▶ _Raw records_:
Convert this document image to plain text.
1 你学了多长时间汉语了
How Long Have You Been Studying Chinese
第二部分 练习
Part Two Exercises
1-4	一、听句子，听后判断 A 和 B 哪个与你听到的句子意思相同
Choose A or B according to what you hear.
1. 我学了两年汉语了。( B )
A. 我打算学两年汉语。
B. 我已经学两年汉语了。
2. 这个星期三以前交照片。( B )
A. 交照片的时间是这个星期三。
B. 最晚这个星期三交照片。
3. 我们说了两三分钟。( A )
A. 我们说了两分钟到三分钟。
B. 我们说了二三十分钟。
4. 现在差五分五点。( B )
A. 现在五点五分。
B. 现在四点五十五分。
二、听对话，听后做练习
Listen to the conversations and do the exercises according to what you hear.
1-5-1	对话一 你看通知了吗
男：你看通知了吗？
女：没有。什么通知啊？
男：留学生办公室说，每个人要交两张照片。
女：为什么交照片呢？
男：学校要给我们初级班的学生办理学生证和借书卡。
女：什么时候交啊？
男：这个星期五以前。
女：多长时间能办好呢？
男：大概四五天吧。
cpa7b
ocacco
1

▶ _DIRECTIONS FOR THIS TASK_: From the data above, pick out each line containing "according" and copy it.

▶ _EXERCISE ANSWER_:
Choose A or B according to what you hear.
Listen to the conversations and do the exercises according to what you hear.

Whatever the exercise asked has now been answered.